Reproduce every line of the listing below verbatim, leaving out the pictures.

------------------------------------

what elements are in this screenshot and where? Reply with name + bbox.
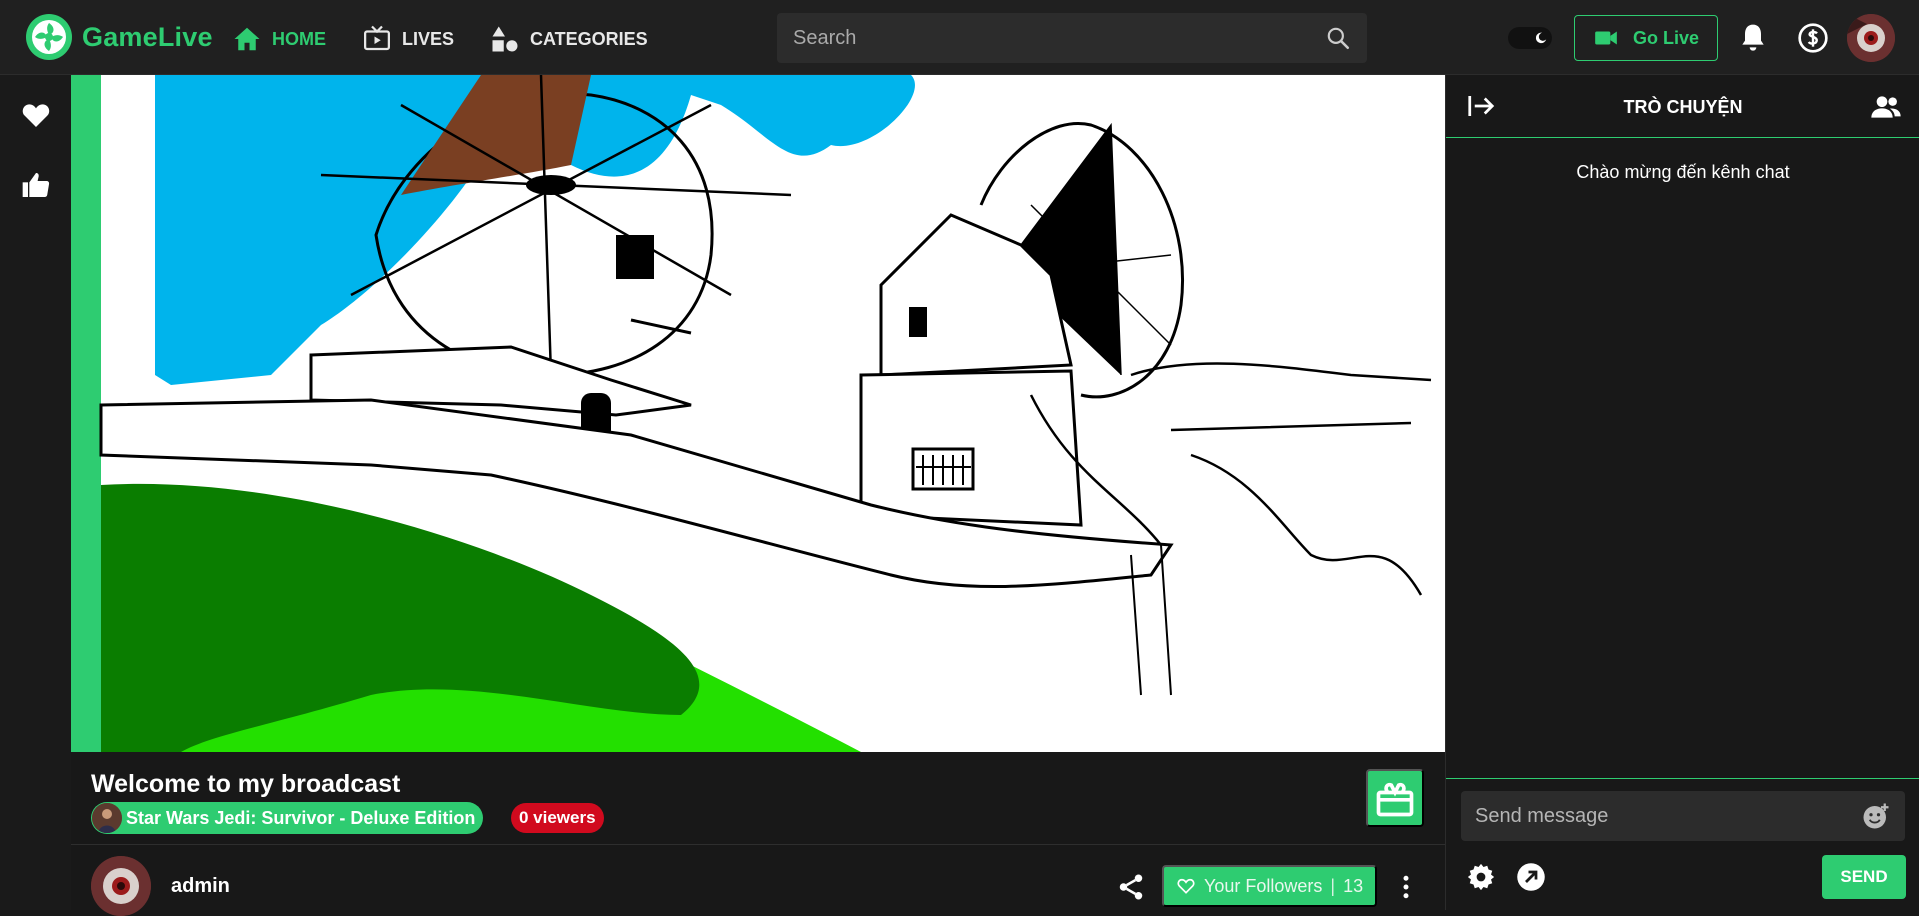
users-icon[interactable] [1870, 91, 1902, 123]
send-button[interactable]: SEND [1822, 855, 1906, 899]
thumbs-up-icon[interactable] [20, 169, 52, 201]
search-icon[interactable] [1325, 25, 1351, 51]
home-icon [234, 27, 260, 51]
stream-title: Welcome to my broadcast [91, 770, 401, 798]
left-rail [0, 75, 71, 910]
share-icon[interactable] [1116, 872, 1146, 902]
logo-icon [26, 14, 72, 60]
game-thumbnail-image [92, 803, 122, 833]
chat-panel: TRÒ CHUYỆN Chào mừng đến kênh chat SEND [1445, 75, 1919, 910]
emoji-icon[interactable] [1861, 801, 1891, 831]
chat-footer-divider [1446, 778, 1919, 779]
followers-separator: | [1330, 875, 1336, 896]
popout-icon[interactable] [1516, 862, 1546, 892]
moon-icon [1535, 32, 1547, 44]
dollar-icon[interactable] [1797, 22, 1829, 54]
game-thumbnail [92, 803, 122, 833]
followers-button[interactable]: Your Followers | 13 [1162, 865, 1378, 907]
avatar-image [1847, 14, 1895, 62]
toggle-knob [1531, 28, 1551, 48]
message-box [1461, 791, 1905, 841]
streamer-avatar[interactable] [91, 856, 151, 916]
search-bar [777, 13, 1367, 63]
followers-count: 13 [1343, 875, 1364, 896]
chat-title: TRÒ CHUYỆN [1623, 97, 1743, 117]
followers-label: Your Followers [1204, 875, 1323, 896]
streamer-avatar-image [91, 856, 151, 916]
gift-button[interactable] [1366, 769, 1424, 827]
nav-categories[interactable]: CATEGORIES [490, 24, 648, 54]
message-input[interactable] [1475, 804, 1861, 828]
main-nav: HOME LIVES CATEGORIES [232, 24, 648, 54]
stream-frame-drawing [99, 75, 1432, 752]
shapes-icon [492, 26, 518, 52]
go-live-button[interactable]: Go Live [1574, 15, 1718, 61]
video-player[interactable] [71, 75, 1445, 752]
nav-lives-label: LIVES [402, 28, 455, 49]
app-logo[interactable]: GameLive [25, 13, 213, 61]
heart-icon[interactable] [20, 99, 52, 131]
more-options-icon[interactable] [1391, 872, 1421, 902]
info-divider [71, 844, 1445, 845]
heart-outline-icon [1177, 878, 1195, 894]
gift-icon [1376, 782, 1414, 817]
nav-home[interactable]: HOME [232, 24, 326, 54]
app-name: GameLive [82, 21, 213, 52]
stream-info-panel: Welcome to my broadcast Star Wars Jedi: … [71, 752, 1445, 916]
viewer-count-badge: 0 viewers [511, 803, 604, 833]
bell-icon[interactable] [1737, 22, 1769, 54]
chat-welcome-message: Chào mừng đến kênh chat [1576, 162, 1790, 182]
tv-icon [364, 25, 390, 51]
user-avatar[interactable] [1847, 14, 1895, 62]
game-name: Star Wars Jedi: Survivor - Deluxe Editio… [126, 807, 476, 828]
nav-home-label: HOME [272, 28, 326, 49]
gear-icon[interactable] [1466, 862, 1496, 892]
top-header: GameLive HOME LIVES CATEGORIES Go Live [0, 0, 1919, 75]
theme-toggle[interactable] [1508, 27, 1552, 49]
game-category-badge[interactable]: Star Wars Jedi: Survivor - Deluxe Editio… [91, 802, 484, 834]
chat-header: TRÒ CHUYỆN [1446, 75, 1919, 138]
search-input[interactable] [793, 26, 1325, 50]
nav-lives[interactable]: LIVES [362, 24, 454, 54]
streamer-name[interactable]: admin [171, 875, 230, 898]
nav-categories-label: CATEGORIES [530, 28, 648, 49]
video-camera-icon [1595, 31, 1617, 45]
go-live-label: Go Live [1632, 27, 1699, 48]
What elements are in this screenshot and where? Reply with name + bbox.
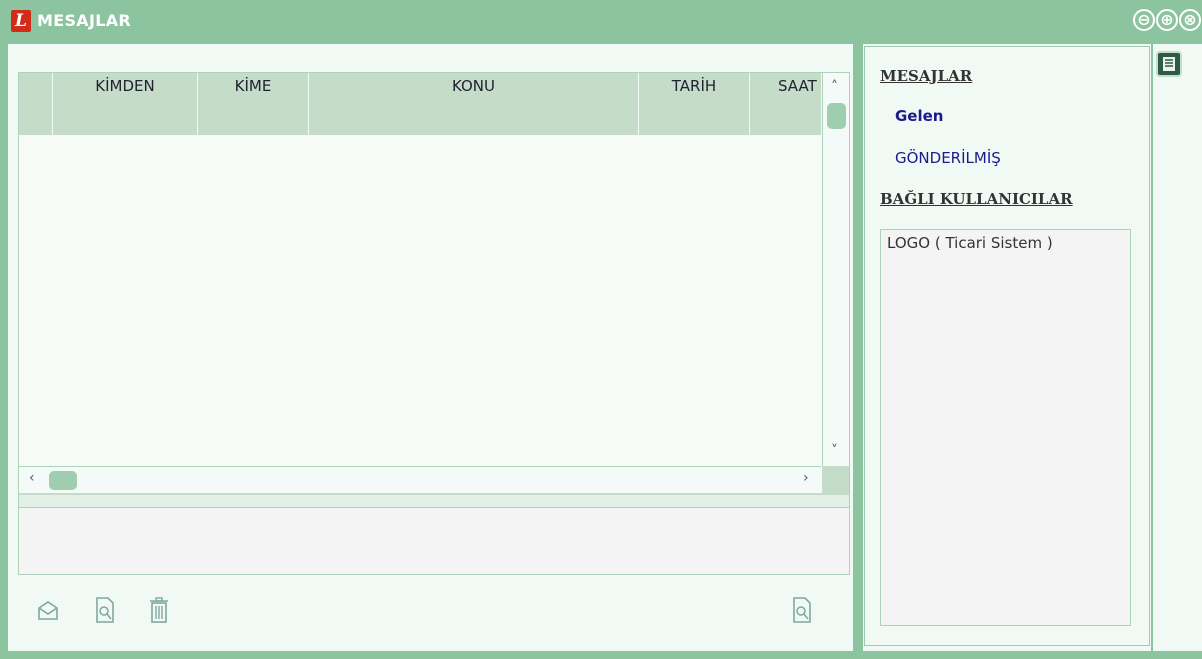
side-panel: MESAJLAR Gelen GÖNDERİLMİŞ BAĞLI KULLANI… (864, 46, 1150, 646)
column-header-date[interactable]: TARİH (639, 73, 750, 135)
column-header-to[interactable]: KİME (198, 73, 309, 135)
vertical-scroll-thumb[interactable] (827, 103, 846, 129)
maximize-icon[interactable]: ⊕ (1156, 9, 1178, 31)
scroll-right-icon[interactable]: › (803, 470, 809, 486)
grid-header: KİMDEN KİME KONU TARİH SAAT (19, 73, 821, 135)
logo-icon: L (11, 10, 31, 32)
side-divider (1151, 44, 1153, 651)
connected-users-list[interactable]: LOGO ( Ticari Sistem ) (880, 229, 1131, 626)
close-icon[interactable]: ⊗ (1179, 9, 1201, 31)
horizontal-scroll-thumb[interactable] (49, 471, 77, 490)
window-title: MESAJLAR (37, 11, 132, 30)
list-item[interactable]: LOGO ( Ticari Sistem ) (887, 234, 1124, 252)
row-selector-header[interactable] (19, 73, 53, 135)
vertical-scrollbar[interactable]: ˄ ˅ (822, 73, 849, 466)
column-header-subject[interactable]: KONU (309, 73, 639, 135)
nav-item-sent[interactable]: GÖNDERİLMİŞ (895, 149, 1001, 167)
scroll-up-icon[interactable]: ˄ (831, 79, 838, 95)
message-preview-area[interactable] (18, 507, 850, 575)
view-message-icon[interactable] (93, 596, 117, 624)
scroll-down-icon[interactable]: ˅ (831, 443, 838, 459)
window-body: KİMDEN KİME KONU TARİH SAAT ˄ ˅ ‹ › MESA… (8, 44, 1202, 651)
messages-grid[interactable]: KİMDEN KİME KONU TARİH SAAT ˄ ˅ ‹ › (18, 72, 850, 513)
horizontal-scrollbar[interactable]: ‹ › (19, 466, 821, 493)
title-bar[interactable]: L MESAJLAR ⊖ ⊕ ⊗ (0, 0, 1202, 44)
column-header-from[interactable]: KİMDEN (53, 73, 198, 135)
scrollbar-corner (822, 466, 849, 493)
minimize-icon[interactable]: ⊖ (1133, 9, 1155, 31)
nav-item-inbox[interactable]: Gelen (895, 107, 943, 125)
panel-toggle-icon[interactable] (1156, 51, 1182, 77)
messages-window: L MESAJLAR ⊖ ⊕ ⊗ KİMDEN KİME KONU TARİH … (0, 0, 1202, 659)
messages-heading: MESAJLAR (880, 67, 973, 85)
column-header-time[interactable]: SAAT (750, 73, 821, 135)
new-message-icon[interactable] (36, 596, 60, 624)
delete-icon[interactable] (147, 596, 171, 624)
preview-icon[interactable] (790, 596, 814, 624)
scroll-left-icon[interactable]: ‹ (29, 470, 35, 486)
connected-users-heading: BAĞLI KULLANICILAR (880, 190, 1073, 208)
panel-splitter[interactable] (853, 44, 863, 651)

------------------------------------

◆ Result of the exercise ◆
what elements are in this screenshot and where? Reply with name + bbox.
users-icon[interactable] [1870, 91, 1902, 123]
send-button[interactable]: SEND [1822, 855, 1906, 899]
thumbs-up-icon[interactable] [20, 169, 52, 201]
search-icon[interactable] [1325, 25, 1351, 51]
home-icon [234, 27, 260, 51]
stream-title: Welcome to my broadcast [91, 770, 401, 798]
left-rail [0, 75, 71, 910]
share-icon[interactable] [1116, 872, 1146, 902]
logo-icon [26, 14, 72, 60]
game-thumbnail-image [92, 803, 122, 833]
chat-panel: TRÒ CHUYỆN Chào mừng đến kênh chat SEND [1445, 75, 1919, 910]
emoji-icon[interactable] [1861, 801, 1891, 831]
chat-footer-divider [1446, 778, 1919, 779]
followers-separator: | [1330, 875, 1336, 896]
popout-icon[interactable] [1516, 862, 1546, 892]
moon-icon [1535, 32, 1547, 44]
dollar-icon[interactable] [1797, 22, 1829, 54]
game-thumbnail [92, 803, 122, 833]
followers-button[interactable]: Your Followers | 13 [1162, 865, 1378, 907]
avatar-image [1847, 14, 1895, 62]
toggle-knob [1531, 28, 1551, 48]
message-box [1461, 791, 1905, 841]
streamer-avatar[interactable] [91, 856, 151, 916]
search-bar [777, 13, 1367, 63]
followers-count: 13 [1343, 875, 1364, 896]
chat-title: TRÒ CHUYỆN [1623, 97, 1743, 117]
followers-label: Your Followers [1204, 875, 1323, 896]
streamer-avatar-image [91, 856, 151, 916]
gift-button[interactable] [1366, 769, 1424, 827]
nav-categories[interactable]: CATEGORIES [490, 24, 648, 54]
message-input[interactable] [1475, 804, 1861, 828]
main-nav: HOME LIVES CATEGORIES [232, 24, 648, 54]
stream-frame-drawing [99, 75, 1432, 752]
shapes-icon [492, 26, 518, 52]
go-live-button[interactable]: Go Live [1574, 15, 1718, 61]
video-player[interactable] [71, 75, 1445, 752]
nav-lives-label: LIVES [402, 28, 455, 49]
app-logo[interactable]: GameLive [25, 13, 213, 61]
heart-icon[interactable] [20, 99, 52, 131]
more-options-icon[interactable] [1391, 872, 1421, 902]
info-divider [71, 844, 1445, 845]
heart-outline-icon [1177, 878, 1195, 894]
gift-icon [1376, 782, 1414, 817]
nav-home[interactable]: HOME [232, 24, 326, 54]
app-name: GameLive [82, 21, 213, 52]
stream-info-panel: Welcome to my broadcast Star Wars Jedi: … [71, 752, 1445, 916]
viewer-count-badge: 0 viewers [511, 803, 604, 833]
bell-icon[interactable] [1737, 22, 1769, 54]
chat-welcome-message: Chào mừng đến kênh chat [1576, 162, 1790, 182]
tv-icon [364, 25, 390, 51]
user-avatar[interactable] [1847, 14, 1895, 62]
game-name: Star Wars Jedi: Survivor - Deluxe Editio… [126, 807, 476, 828]
nav-home-label: HOME [272, 28, 326, 49]
gear-icon[interactable] [1466, 862, 1496, 892]
top-header: GameLive HOME LIVES CATEGORIES Go Live [0, 0, 1919, 75]
theme-toggle[interactable] [1508, 27, 1552, 49]
game-category-badge[interactable]: Star Wars Jedi: Survivor - Deluxe Editio… [91, 802, 484, 834]
chat-header: TRÒ CHUYỆN [1446, 75, 1919, 138]
search-input[interactable] [793, 26, 1325, 50]
nav-lives[interactable]: LIVES [362, 24, 454, 54]
streamer-name[interactable]: admin [171, 875, 230, 898]
nav-categories-label: CATEGORIES [530, 28, 648, 49]
video-camera-icon [1595, 31, 1617, 45]
go-live-label: Go Live [1632, 27, 1699, 48]
What elements are in this screenshot and where? Reply with name + bbox.
side-panel: MESAJLAR Gelen GÖNDERİLMİŞ BAĞLI KULLANI… (864, 46, 1150, 646)
column-header-date[interactable]: TARİH (639, 73, 750, 135)
column-header-to[interactable]: KİME (198, 73, 309, 135)
vertical-scroll-thumb[interactable] (827, 103, 846, 129)
maximize-icon[interactable]: ⊕ (1156, 9, 1178, 31)
scroll-right-icon[interactable]: › (803, 470, 809, 486)
grid-header: KİMDEN KİME KONU TARİH SAAT (19, 73, 821, 135)
logo-icon: L (11, 10, 31, 32)
side-divider (1151, 44, 1153, 651)
connected-users-list[interactable]: LOGO ( Ticari Sistem ) (880, 229, 1131, 626)
close-icon[interactable]: ⊗ (1179, 9, 1201, 31)
horizontal-scroll-thumb[interactable] (49, 471, 77, 490)
window-title: MESAJLAR (37, 11, 132, 30)
list-item[interactable]: LOGO ( Ticari Sistem ) (887, 234, 1124, 252)
row-selector-header[interactable] (19, 73, 53, 135)
vertical-scrollbar[interactable]: ˄ ˅ (822, 73, 849, 466)
column-header-subject[interactable]: KONU (309, 73, 639, 135)
nav-item-sent[interactable]: GÖNDERİLMİŞ (895, 149, 1001, 167)
scroll-up-icon[interactable]: ˄ (831, 79, 838, 95)
message-preview-area[interactable] (18, 507, 850, 575)
view-message-icon[interactable] (93, 596, 117, 624)
scroll-down-icon[interactable]: ˅ (831, 443, 838, 459)
window-body: KİMDEN KİME KONU TARİH SAAT ˄ ˅ ‹ › MESA… (8, 44, 1202, 651)
messages-grid[interactable]: KİMDEN KİME KONU TARİH SAAT ˄ ˅ ‹ › (18, 72, 850, 513)
horizontal-scrollbar[interactable]: ‹ › (19, 466, 821, 493)
title-bar[interactable]: L MESAJLAR ⊖ ⊕ ⊗ (0, 0, 1202, 44)
column-header-from[interactable]: KİMDEN (53, 73, 198, 135)
scrollbar-corner (822, 466, 849, 493)
minimize-icon[interactable]: ⊖ (1133, 9, 1155, 31)
nav-item-inbox[interactable]: Gelen (895, 107, 943, 125)
panel-toggle-icon[interactable] (1156, 51, 1182, 77)
messages-window: L MESAJLAR ⊖ ⊕ ⊗ KİMDEN KİME KONU TARİH … (0, 0, 1202, 659)
messages-heading: MESAJLAR (880, 67, 973, 85)
column-header-time[interactable]: SAAT (750, 73, 821, 135)
new-message-icon[interactable] (36, 596, 60, 624)
delete-icon[interactable] (147, 596, 171, 624)
preview-icon[interactable] (790, 596, 814, 624)
scroll-left-icon[interactable]: ‹ (29, 470, 35, 486)
connected-users-heading: BAĞLI KULLANICILAR (880, 190, 1073, 208)
panel-splitter[interactable] (853, 44, 863, 651)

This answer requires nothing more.